• _Task to complete_:
Copy out, word for word, the stretch of the records from the line containing "status-message: Start guessing" through the end of the records. Leave the pictures out.

Listings of element regions
* * *

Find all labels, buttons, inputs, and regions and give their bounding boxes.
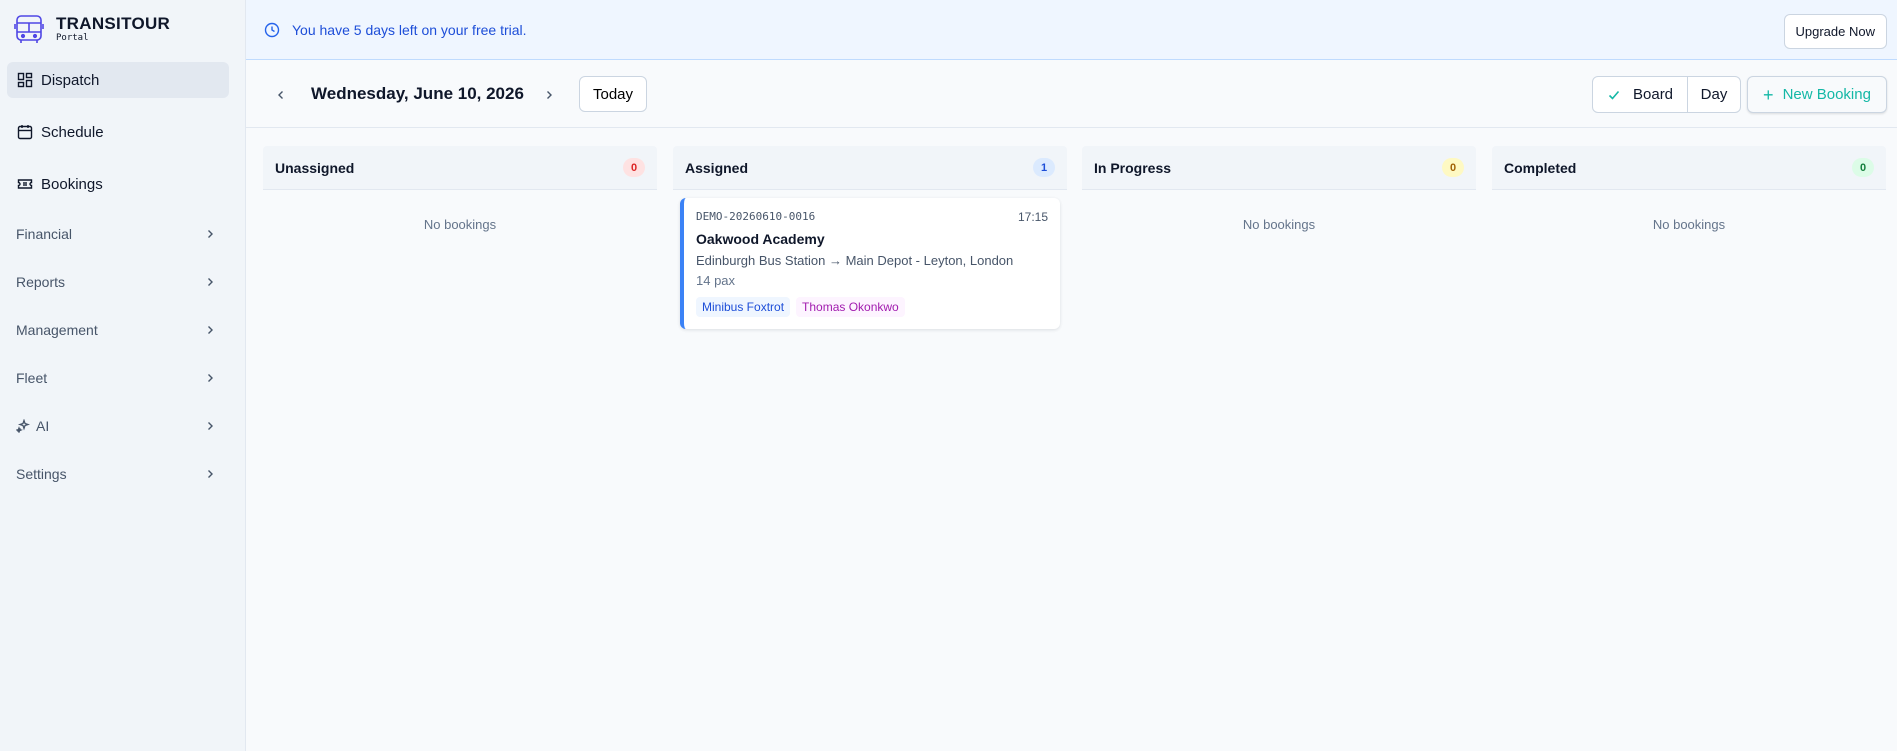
column-header: Unassigned 0 — [263, 146, 657, 190]
driver-chip: Thomas Okonkwo — [796, 297, 905, 317]
booking-route: Edinburgh Bus Station → Main Depot - Ley… — [696, 253, 1014, 268]
sidebar-group-settings[interactable]: Settings — [0, 459, 230, 489]
booking-passengers: 14 pax — [696, 273, 736, 288]
booking-client: Oakwood Academy — [696, 231, 825, 247]
brand-title: TRANSITOUR — [56, 14, 171, 33]
count-badge: 0 — [1442, 158, 1464, 177]
sidebar-group-label: Fleet — [16, 370, 48, 386]
count-badge: 0 — [1852, 158, 1874, 177]
sidebar-group-fleet[interactable]: Fleet — [0, 363, 230, 393]
booking-time: 17:15 — [1017, 210, 1048, 224]
new-booking-label: New Booking — [1782, 86, 1871, 103]
calendar-icon — [17, 124, 33, 140]
brand-logo[interactable]: TRANSITOUR Portal — [0, 0, 245, 58]
sidebar-item-label: Dispatch — [41, 71, 100, 89]
column-assigned: Assigned 1 DEMO-20260610-0016 17:15 Oakw… — [673, 146, 1067, 329]
sidebar-item-label: Bookings — [41, 175, 103, 193]
chevron-right-icon — [547, 91, 552, 99]
sidebar-group-label: Settings — [16, 466, 67, 482]
column-in-progress: In Progress 0 No bookings — [1082, 146, 1476, 232]
column-header: In Progress 0 — [1082, 146, 1476, 190]
sidebar-groups: Financial Reports Management Fleet AI Se — [0, 219, 230, 507]
new-booking-button[interactable]: + New Booking — [1747, 76, 1887, 113]
bus-icon — [14, 15, 44, 43]
empty-state: No bookings — [423, 217, 497, 232]
chevron-right-icon — [208, 422, 213, 430]
chevron-right-icon — [208, 374, 213, 382]
board-view-button[interactable]: Board — [1593, 77, 1688, 112]
column-completed: Completed 0 No bookings — [1492, 146, 1886, 232]
booking-card[interactable]: DEMO-20260610-0016 17:15 Oakwood Academy… — [680, 198, 1060, 329]
column-unassigned: Unassigned 0 No bookings — [263, 146, 657, 232]
current-date: Wednesday, June 10, 2026 — [311, 84, 524, 103]
booking-assignments: Minibus Foxtrot Thomas Okonkwo — [696, 297, 1048, 317]
vehicle-chip: Minibus Foxtrot — [696, 297, 791, 317]
sidebar-group-management[interactable]: Management — [0, 315, 230, 345]
sidebar-group-reports[interactable]: Reports — [0, 267, 230, 297]
chevron-right-icon — [208, 230, 213, 238]
count-badge: 1 — [1033, 158, 1055, 177]
sidebar: TRANSITOUR Portal Dispatch Schedule Book… — [0, 0, 246, 751]
column-title: Completed — [1504, 159, 1577, 176]
column-header: Completed 0 — [1492, 146, 1886, 190]
sidebar-group-ai[interactable]: AI — [0, 411, 230, 441]
board-view-label: Board — [1633, 86, 1674, 103]
empty-state: No bookings — [1652, 217, 1726, 232]
sidebar-group-label: Financial — [16, 226, 73, 242]
day-view-button[interactable]: Day — [1688, 77, 1740, 112]
trial-banner: You have 5 days left on your free trial.… — [246, 0, 1897, 60]
sidebar-group-financial[interactable]: Financial — [0, 219, 230, 249]
sidebar-group-label: AI — [36, 418, 50, 434]
sidebar-item-bookings[interactable]: Bookings — [7, 166, 229, 202]
count-badge: 0 — [623, 158, 645, 177]
dashboard-icon — [17, 72, 33, 88]
sidebar-group-label-wrap: AI — [16, 418, 49, 434]
plus-icon: + — [1763, 84, 1774, 105]
booking-reference: DEMO-20260610-0016 — [696, 210, 816, 223]
today-button[interactable]: Today — [579, 76, 647, 112]
clock-icon — [264, 22, 280, 38]
check-icon — [1607, 88, 1621, 102]
main-content: You have 5 days left on your free trial.… — [246, 0, 1897, 751]
column-title: Assigned — [685, 159, 749, 176]
next-day-button[interactable] — [538, 84, 560, 106]
column-title: Unassigned — [275, 159, 355, 176]
upgrade-now-button[interactable]: Upgrade Now — [1783, 14, 1887, 49]
chevron-right-icon — [208, 470, 213, 478]
sidebar-group-label: Reports — [16, 274, 66, 290]
chevron-right-icon — [208, 278, 213, 286]
ticket-icon — [17, 176, 33, 192]
previous-day-button[interactable] — [270, 84, 292, 106]
sidebar-item-dispatch[interactable]: Dispatch — [7, 62, 229, 98]
brand-subtitle: Portal — [56, 33, 89, 43]
column-header: Assigned 1 — [673, 146, 1067, 190]
main-nav: Dispatch Schedule Bookings — [7, 62, 229, 218]
dispatch-toolbar: Wednesday, June 10, 2026 Today Board Day… — [246, 60, 1897, 128]
sidebar-item-label: Schedule — [41, 123, 104, 141]
empty-state: No bookings — [1242, 217, 1316, 232]
sidebar-item-schedule[interactable]: Schedule — [7, 114, 229, 150]
view-toggle: Board Day — [1592, 76, 1741, 113]
column-title: In Progress — [1094, 159, 1172, 176]
trial-message: You have 5 days left on your free trial. — [292, 21, 527, 38]
sidebar-group-label: Management — [16, 322, 98, 338]
sparkles-icon — [16, 419, 30, 433]
chevron-left-icon — [278, 91, 283, 99]
chevron-right-icon — [208, 326, 213, 334]
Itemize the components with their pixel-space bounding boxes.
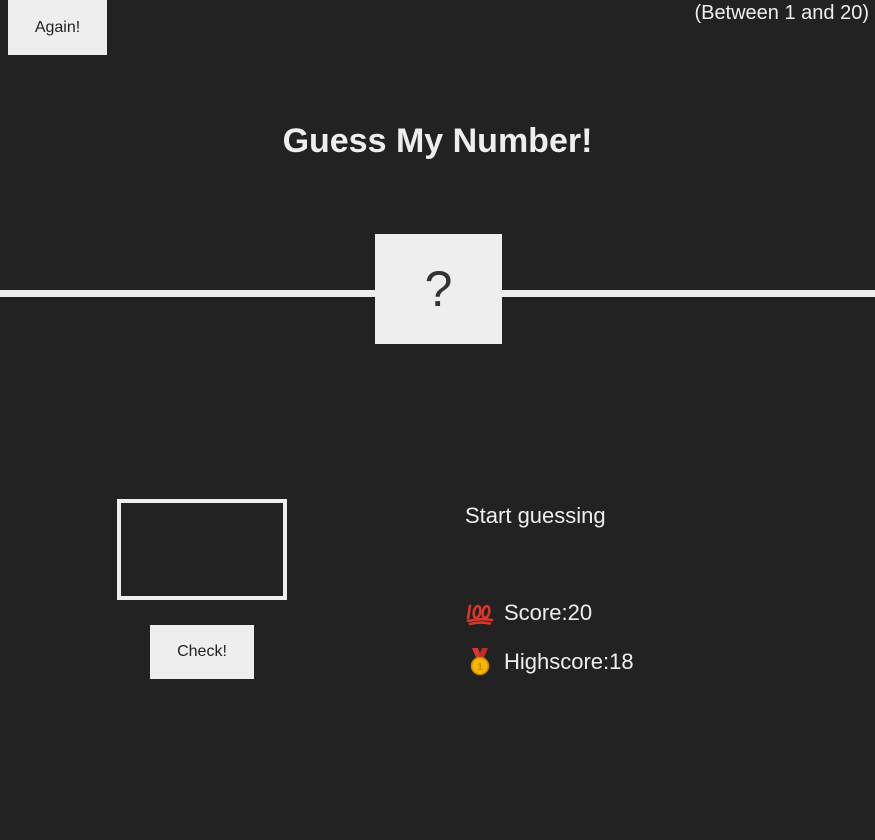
status-message: Start guessing <box>465 503 606 528</box>
highscore-row: 1 Highscore: 18 <box>465 647 634 677</box>
secret-number-box: ? <box>375 234 502 344</box>
highscore-label: Highscore: <box>504 649 610 674</box>
score-label: Score: <box>504 600 568 625</box>
svg-text:1: 1 <box>477 662 483 673</box>
check-button[interactable]: Check! <box>150 625 254 679</box>
guess-input[interactable] <box>117 499 287 600</box>
score-value: 20 <box>567 600 593 625</box>
game-page: Again! (Between 1 and 20) Guess My Numbe… <box>0 0 875 840</box>
hundred-points-icon <box>465 598 495 628</box>
range-hint: (Between 1 and 20) <box>694 2 869 24</box>
page-title: Guess My Number! <box>282 122 593 160</box>
medal-icon: 1 <box>465 647 495 677</box>
again-button[interactable]: Again! <box>8 0 107 55</box>
score-row: Score: 20 <box>465 598 592 628</box>
highscore-value: 18 <box>609 649 634 674</box>
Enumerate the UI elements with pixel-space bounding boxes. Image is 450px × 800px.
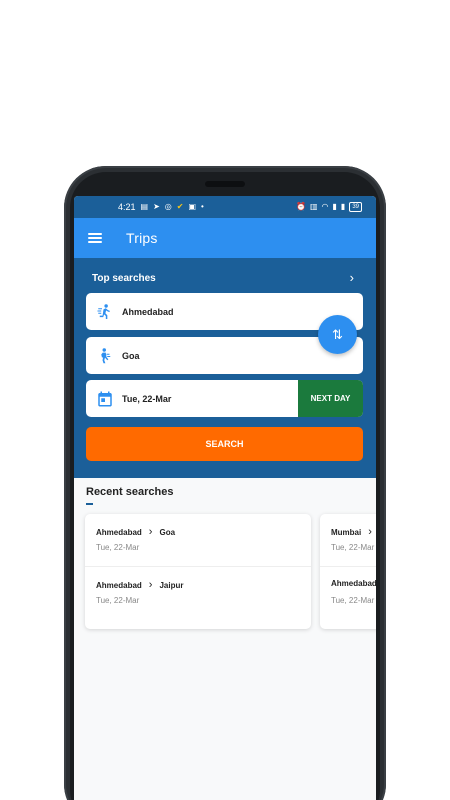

* * *

• _Output for this task_:
status-message: Start guessing <box>465 503 606 528</box>
highscore-row: 1 Highscore: 18 <box>465 647 634 677</box>
secret-number-box: ? <box>375 234 502 344</box>
highscore-label: Highscore: <box>504 649 610 674</box>
score-label: Score: <box>504 600 568 625</box>
svg-text:1: 1 <box>477 662 483 673</box>
check-button[interactable]: Check! <box>150 625 254 679</box>
guess-input[interactable] <box>117 499 287 600</box>
score-value: 20 <box>567 600 593 625</box>
game-page: Again! (Between 1 and 20) Guess My Numbe… <box>0 0 875 840</box>
hundred-points-icon <box>465 598 495 628</box>
range-hint: (Between 1 and 20) <box>694 2 869 24</box>
page-title: Guess My Number! <box>282 122 593 160</box>
medal-icon: 1 <box>465 647 495 677</box>
again-button[interactable]: Again! <box>8 0 107 55</box>
score-row: Score: 20 <box>465 598 592 628</box>
highscore-value: 18 <box>609 649 634 674</box>
Enumerate the UI elements with pixel-space bounding boxes. Image is 450px × 800px.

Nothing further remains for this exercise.